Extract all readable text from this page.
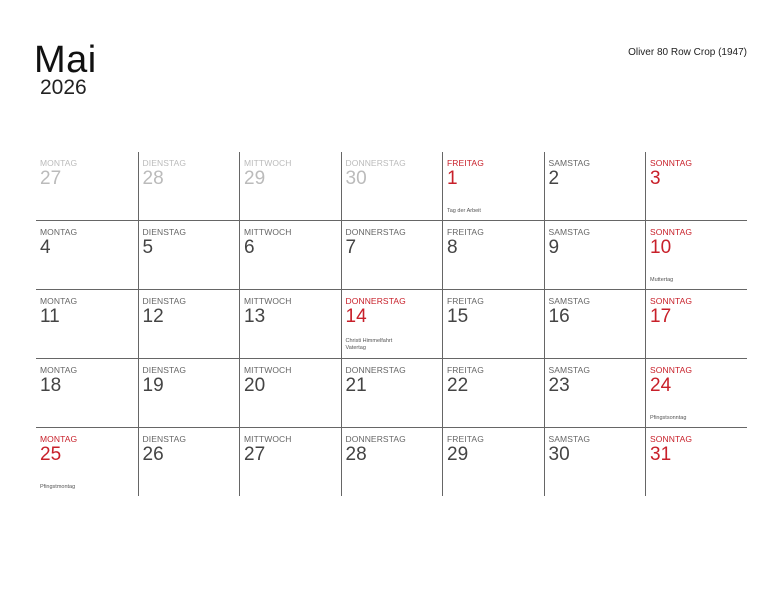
Mai
2026
Oliver 80 Row Crop (1947)
MONTAG
27
DIENSTAG
28
MITTWOCH
29
DONNERSTAG
30
FREITAG
1
Tag der Arbeit
SAMSTAG
2
SONNTAG
3
MONTAG
4
DIENSTAG
5
MITTWOCH
6
DONNERSTAG
7
FREITAG
8
SAMSTAG
9
SONNTAG
10
Muttertag
MONTAG
11
DIENSTAG
12
MITTWOCH
13
DONNERSTAG
14
Christi Himmelfahrt
Vatertag
FREITAG
15
SAMSTAG
16
SONNTAG
17
MONTAG
18
DIENSTAG
19
MITTWOCH
20
DONNERSTAG
21
FREITAG
22
SAMSTAG
23
SONNTAG
24
Pfingstsonntag
MONTAG
25
Pfingstmontag
DIENSTAG
26
MITTWOCH
27
DONNERSTAG
28
FREITAG
29
SAMSTAG
30
SONNTAG
31
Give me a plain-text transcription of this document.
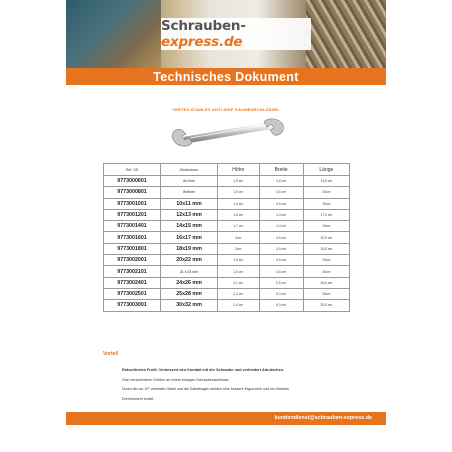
Schrauben-express.de
Technisches Dokument
VERTEX-STANLEY ANTI-SHIP GAUMENSCHLÜSSEL
Ref. SS	Gleichdoren	Höhe	Breite	Länge
9773000601	6x7mm	1,5 cm	4,5 cm	14,5 cm
9773000801	8x9mm	1,5 cm	4,5 cm	20cm
9773001001	10x11 mm	1,6 cm	4,5 cm	15cm
9773001201	12x13 mm	1,6 cm	4,4 cm	17,5 cm
9773001401	14x15 mm	1,7 cm	4,4 cm	19cm
9773001601	16x17 mm	2cm	4,5 cm	20,5 cm
9773001801	18x19 mm	2cm	4,5 cm	15,5 cm
9773002001	20x22 mm	1,5 cm	4,5 cm	24cm
9773002101	21 x 23 mm	1,5 cm	4,5 cm	30cm
9773002401	24x26 mm	2,1 cm	5,5 cm	26,6 cm
9773002501	25x28 mm	2,4 cm	6,3 cm	28cm
9773003001	30x32 mm	2,4 cm	6,3 cm	29,9 cm
Vorteil

Rutschfestes Profil: Verbessert den Kontakt mit der Schraube und verhindert Abrutschen.

Zwei verschiedene Größen an einem einzigen Schraubenschlüssel.

Durch die um 15° versetzte Gabel und die Gabelbogen werden eine bessere Ergonomie und ein höheres

Drehmoment erzielt.

kundendienst@schrauben-express.de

********

■ The problem ■
Keep the pictures out of the copy and return the rest of the data above exactly.

■ Answer to this task ■
Extract all readable text from this page.
Mai
2026
Oliver 80 Row Crop (1947)
MONTAG
27
DIENSTAG
28
MITTWOCH
29
DONNERSTAG
30
FREITAG
1
Tag der Arbeit
SAMSTAG
2
SONNTAG
3
MONTAG
4
DIENSTAG
5
MITTWOCH
6
DONNERSTAG
7
FREITAG
8
SAMSTAG
9
SONNTAG
10
Muttertag
MONTAG
11
DIENSTAG
12
MITTWOCH
13
DONNERSTAG
14
Christi Himmelfahrt
Vatertag
FREITAG
15
SAMSTAG
16
SONNTAG
17
MONTAG
18
DIENSTAG
19
MITTWOCH
20
DONNERSTAG
21
FREITAG
22
SAMSTAG
23
SONNTAG
24
Pfingstsonntag
MONTAG
25
Pfingstmontag
DIENSTAG
26
MITTWOCH
27
DONNERSTAG
28
FREITAG
29
SAMSTAG
30
SONNTAG
31
Give me a plain-text transcription of this document.
Schrauben-express.de
Technisches Dokument
VERTEX-STANLEY ANTI-SHIP GAUMENSCHLÜSSEL
Ref. SS	Gleichdoren	Höhe	Breite	Länge
9773000601	6x7mm	1,5 cm	4,5 cm	14,5 cm
9773000801	8x9mm	1,5 cm	4,5 cm	20cm
9773001001	10x11 mm	1,6 cm	4,5 cm	15cm
9773001201	12x13 mm	1,6 cm	4,4 cm	17,5 cm
9773001401	14x15 mm	1,7 cm	4,4 cm	19cm
9773001601	16x17 mm	2cm	4,5 cm	20,5 cm
9773001801	18x19 mm	2cm	4,5 cm	15,5 cm
9773002001	20x22 mm	1,5 cm	4,5 cm	24cm
9773002101	21 x 23 mm	1,5 cm	4,5 cm	30cm
9773002401	24x26 mm	2,1 cm	5,5 cm	26,6 cm
9773002501	25x28 mm	2,4 cm	6,3 cm	28cm
9773003001	30x32 mm	2,4 cm	6,3 cm	29,9 cm
Vorteil

Rutschfestes Profil: Verbessert den Kontakt mit der Schraube und verhindert Abrutschen.

Zwei verschiedene Größen an einem einzigen Schraubenschlüssel.

Durch die um 15° versetzte Gabel und die Gabelbogen werden eine bessere Ergonomie und ein höheres

Drehmoment erzielt.

kundendienst@schrauben-express.de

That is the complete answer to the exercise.